**Do this**
Please recast the lines below as a numbered list, leaving out any blank lines.
*** Data listing
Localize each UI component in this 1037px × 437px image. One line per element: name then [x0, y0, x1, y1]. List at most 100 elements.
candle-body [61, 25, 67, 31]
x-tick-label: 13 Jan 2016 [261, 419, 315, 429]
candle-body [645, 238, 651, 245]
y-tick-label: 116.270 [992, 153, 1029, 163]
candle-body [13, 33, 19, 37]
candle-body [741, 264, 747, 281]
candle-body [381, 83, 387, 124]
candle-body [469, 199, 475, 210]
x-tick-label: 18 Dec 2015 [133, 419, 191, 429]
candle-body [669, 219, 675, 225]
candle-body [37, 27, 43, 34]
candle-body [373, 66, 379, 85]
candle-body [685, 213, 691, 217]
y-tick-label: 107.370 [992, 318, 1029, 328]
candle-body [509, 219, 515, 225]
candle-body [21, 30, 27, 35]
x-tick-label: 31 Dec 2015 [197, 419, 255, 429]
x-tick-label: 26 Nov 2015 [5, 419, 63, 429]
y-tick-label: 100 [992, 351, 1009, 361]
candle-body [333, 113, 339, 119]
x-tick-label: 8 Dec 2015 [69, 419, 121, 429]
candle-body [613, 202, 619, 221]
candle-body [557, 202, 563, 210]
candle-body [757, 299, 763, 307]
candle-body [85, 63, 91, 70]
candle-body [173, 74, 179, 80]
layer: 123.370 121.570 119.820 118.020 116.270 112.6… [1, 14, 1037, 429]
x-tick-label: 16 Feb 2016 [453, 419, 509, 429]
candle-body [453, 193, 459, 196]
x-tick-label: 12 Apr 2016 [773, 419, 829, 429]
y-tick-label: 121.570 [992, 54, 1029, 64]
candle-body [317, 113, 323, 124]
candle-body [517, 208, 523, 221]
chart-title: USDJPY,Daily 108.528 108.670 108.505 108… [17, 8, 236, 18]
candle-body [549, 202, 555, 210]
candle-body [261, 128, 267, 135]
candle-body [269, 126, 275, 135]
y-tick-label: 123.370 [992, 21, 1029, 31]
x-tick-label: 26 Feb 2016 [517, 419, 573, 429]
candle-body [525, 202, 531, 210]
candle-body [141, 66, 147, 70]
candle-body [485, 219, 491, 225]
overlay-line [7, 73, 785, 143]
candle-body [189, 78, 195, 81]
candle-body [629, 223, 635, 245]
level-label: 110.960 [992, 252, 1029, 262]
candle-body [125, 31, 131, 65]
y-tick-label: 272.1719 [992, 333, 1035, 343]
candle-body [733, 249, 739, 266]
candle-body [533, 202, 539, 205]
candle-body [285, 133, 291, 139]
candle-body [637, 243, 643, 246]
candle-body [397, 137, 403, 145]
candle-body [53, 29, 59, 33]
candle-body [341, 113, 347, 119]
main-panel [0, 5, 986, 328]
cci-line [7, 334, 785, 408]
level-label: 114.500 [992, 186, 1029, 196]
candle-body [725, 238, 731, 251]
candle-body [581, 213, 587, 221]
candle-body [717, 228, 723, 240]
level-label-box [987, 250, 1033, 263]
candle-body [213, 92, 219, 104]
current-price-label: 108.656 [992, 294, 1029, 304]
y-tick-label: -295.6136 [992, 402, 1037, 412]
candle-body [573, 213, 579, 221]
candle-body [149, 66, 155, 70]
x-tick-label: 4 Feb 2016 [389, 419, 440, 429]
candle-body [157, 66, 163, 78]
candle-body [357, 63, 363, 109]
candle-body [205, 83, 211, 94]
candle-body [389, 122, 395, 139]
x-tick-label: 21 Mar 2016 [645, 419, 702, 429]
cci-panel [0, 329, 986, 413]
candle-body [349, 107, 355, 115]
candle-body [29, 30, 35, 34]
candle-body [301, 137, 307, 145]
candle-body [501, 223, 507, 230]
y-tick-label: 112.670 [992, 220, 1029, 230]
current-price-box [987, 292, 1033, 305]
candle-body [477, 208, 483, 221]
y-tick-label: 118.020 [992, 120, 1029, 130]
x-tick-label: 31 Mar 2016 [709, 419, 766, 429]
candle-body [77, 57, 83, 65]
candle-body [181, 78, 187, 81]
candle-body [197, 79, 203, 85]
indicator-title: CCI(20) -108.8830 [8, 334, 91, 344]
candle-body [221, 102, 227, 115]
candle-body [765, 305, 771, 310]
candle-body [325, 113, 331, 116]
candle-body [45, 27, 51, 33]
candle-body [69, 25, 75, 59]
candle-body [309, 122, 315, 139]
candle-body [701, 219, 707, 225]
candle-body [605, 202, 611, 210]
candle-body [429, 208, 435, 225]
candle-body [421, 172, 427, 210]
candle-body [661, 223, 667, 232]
******
**Output of the task**
1. Localize each UI component in this 1037px × 437px image. One line per element: name then [x0, y0, x1, y1]. List at most 100 elements.
2. candle-body [61, 25, 67, 31]
3. x-tick-label: 13 Jan 2016 [261, 419, 315, 429]
4. candle-body [645, 238, 651, 245]
5. y-tick-label: 116.270 [992, 153, 1029, 163]
6. candle-body [13, 33, 19, 37]
7. candle-body [741, 264, 747, 281]
8. candle-body [381, 83, 387, 124]
9. candle-body [469, 199, 475, 210]
10. x-tick-label: 18 Dec 2015 [133, 419, 191, 429]
11. candle-body [669, 219, 675, 225]
12. candle-body [37, 27, 43, 34]
13. candle-body [373, 66, 379, 85]
14. candle-body [685, 213, 691, 217]
15. y-tick-label: 107.370 [992, 318, 1029, 328]
16. candle-body [509, 219, 515, 225]
17. candle-body [21, 30, 27, 35]
18. x-tick-label: 31 Dec 2015 [197, 419, 255, 429]
19. x-tick-label: 26 Nov 2015 [5, 419, 63, 429]
20. y-tick-label: 100 [992, 351, 1009, 361]
21. candle-body [333, 113, 339, 119]
22. x-tick-label: 8 Dec 2015 [69, 419, 121, 429]
23. candle-body [613, 202, 619, 221]
24. candle-body [557, 202, 563, 210]
25. candle-body [757, 299, 763, 307]
26. candle-body [85, 63, 91, 70]
27. candle-body [173, 74, 179, 80]
28. layer: 123.370 121.570 119.820 118.020 116.270 112.6… [1, 14, 1037, 429]
29. x-tick-label: 16 Feb 2016 [453, 419, 509, 429]
30. candle-body [453, 193, 459, 196]
31. x-tick-label: 12 Apr 2016 [773, 419, 829, 429]
32. y-tick-label: 121.570 [992, 54, 1029, 64]
33. candle-body [317, 113, 323, 124]
34. candle-body [517, 208, 523, 221]
35. chart-title: USDJPY,Daily 108.528 108.670 108.505 108… [17, 8, 236, 18]
36. candle-body [549, 202, 555, 210]
37. candle-body [261, 128, 267, 135]
38. candle-body [269, 126, 275, 135]
39. y-tick-label: 123.370 [992, 21, 1029, 31]
40. x-tick-label: 26 Feb 2016 [517, 419, 573, 429]
41. candle-body [525, 202, 531, 210]
42. candle-body [141, 66, 147, 70]
43. candle-body [485, 219, 491, 225]
44. overlay-line [7, 73, 785, 143]
45. candle-body [189, 78, 195, 81]
46. candle-body [629, 223, 635, 245]
47. level-label: 110.960 [992, 252, 1029, 262]
48. candle-body [125, 31, 131, 65]
49. y-tick-label: 272.1719 [992, 333, 1035, 343]
50. candle-body [733, 249, 739, 266]
51. candle-body [533, 202, 539, 205]
52. candle-body [285, 133, 291, 139]
53. candle-body [637, 243, 643, 246]
54. candle-body [397, 137, 403, 145]
55. candle-body [53, 29, 59, 33]
56. candle-body [341, 113, 347, 119]
57. main-panel [0, 5, 986, 328]
58. cci-line [7, 334, 785, 408]
59. level-label: 114.500 [992, 186, 1029, 196]
60. candle-body [725, 238, 731, 251]
61. candle-body [581, 213, 587, 221]
62. candle-body [717, 228, 723, 240]
63. level-label-box [987, 250, 1033, 263]
64. candle-body [213, 92, 219, 104]
65. current-price-label: 108.656 [992, 294, 1029, 304]
66. y-tick-label: -295.6136 [992, 402, 1037, 412]
67. candle-body [573, 213, 579, 221]
68. candle-body [149, 66, 155, 70]
69. x-tick-label: 4 Feb 2016 [389, 419, 440, 429]
70. candle-body [157, 66, 163, 78]
71. candle-body [357, 63, 363, 109]
72. candle-body [205, 83, 211, 94]
73. candle-body [389, 122, 395, 139]
74. x-tick-label: 21 Mar 2016 [645, 419, 702, 429]
75. cci-panel [0, 329, 986, 413]
76. candle-body [349, 107, 355, 115]
77. candle-body [29, 30, 35, 34]
78. candle-body [301, 137, 307, 145]
79. candle-body [501, 223, 507, 230]
80. y-tick-label: 112.670 [992, 220, 1029, 230]
81. current-price-box [987, 292, 1033, 305]
82. candle-body [477, 208, 483, 221]
83. y-tick-label: 118.020 [992, 120, 1029, 130]
84. x-tick-label: 31 Mar 2016 [709, 419, 766, 429]
85. candle-body [77, 57, 83, 65]
86. candle-body [181, 78, 187, 81]
87. candle-body [197, 79, 203, 85]
88. indicator-title: CCI(20) -108.8830 [8, 334, 91, 344]
89. candle-body [221, 102, 227, 115]
90. candle-body [765, 305, 771, 310]
91. candle-body [325, 113, 331, 116]
92. candle-body [45, 27, 51, 33]
93. candle-body [69, 25, 75, 59]
94. candle-body [309, 122, 315, 139]
95. candle-body [701, 219, 707, 225]
96. candle-body [605, 202, 611, 210]
97. candle-body [429, 208, 435, 225]
98. candle-body [421, 172, 427, 210]
99. candle-body [661, 223, 667, 232]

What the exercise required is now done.